'''

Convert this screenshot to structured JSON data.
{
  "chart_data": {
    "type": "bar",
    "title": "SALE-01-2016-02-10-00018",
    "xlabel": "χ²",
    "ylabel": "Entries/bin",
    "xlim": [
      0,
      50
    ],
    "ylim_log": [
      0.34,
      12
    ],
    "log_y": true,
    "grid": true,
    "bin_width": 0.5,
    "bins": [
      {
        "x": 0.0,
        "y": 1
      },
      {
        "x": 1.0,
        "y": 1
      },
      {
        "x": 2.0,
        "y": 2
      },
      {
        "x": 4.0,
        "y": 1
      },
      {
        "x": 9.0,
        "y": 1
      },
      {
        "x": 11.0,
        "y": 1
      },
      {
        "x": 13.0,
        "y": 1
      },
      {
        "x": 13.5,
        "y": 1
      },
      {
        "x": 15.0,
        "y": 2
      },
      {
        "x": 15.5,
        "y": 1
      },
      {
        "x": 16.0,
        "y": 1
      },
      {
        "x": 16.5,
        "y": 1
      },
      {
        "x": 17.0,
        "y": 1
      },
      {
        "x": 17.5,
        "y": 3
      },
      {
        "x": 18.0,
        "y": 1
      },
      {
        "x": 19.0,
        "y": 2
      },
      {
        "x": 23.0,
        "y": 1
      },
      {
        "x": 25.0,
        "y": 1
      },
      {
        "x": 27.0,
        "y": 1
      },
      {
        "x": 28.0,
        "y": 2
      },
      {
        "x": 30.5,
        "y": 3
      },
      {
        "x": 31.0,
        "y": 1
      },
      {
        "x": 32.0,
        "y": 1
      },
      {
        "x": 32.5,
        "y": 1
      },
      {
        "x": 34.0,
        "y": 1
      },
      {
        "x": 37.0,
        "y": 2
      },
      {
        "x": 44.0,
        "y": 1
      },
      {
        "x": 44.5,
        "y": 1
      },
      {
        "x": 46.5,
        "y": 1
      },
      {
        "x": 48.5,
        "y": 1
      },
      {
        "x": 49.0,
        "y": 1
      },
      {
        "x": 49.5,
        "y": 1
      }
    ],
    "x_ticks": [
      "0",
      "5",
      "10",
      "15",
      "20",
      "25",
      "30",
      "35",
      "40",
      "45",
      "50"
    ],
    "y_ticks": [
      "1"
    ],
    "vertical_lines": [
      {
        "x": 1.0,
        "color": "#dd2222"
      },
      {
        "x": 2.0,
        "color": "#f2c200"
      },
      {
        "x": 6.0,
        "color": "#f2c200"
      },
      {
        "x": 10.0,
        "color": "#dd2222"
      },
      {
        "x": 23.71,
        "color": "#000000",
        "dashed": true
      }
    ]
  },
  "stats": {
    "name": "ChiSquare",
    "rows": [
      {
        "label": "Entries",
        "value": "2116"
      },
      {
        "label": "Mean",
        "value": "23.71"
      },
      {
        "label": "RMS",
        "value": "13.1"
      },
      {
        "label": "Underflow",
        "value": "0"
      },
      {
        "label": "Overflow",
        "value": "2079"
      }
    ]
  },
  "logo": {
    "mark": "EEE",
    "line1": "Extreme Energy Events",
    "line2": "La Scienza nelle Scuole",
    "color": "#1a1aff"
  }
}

'''
'''

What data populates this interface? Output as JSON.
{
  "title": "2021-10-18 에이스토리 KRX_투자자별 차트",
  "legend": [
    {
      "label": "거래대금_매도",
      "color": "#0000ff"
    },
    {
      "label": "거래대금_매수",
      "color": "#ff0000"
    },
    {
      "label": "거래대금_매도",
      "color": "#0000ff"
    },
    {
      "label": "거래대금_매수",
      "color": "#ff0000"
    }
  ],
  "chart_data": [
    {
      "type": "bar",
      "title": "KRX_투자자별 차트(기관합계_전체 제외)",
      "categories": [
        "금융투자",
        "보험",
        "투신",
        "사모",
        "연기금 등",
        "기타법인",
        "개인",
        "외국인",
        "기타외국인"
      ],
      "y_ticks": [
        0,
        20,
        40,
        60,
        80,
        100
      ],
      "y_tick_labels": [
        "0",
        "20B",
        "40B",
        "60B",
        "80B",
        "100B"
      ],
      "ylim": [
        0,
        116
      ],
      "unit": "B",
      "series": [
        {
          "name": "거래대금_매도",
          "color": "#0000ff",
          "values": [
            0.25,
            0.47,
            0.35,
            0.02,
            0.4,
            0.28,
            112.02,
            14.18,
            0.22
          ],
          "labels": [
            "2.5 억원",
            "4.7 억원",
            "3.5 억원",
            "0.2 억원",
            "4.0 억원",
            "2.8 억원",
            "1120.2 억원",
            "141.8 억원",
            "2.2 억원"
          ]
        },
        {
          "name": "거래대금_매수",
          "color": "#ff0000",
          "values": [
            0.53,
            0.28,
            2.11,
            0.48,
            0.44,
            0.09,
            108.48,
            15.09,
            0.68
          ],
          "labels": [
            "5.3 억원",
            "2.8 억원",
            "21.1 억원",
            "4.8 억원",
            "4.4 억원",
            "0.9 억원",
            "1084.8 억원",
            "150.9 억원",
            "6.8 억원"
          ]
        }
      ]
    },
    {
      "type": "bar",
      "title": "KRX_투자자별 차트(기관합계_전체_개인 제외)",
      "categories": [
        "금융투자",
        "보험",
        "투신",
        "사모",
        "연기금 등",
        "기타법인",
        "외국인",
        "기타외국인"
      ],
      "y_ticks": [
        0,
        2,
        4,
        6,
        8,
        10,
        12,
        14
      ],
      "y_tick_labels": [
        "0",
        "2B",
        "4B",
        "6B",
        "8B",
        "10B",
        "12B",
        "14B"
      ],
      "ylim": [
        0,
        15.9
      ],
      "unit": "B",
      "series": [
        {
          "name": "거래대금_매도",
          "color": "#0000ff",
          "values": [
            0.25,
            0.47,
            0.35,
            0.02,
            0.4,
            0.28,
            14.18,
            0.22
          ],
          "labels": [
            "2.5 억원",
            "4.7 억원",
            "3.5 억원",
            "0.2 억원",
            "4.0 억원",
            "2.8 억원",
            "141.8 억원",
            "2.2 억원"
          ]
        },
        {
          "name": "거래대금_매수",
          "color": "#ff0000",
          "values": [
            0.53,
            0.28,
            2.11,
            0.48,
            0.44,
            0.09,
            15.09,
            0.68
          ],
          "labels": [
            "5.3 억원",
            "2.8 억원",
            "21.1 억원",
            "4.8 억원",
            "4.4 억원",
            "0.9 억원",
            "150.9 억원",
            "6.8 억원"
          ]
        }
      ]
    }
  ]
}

'''

### Set exercise
Examine the entries and report how many of their lines contain the string "JSON", giving no more than the number.

### Exercise answer
2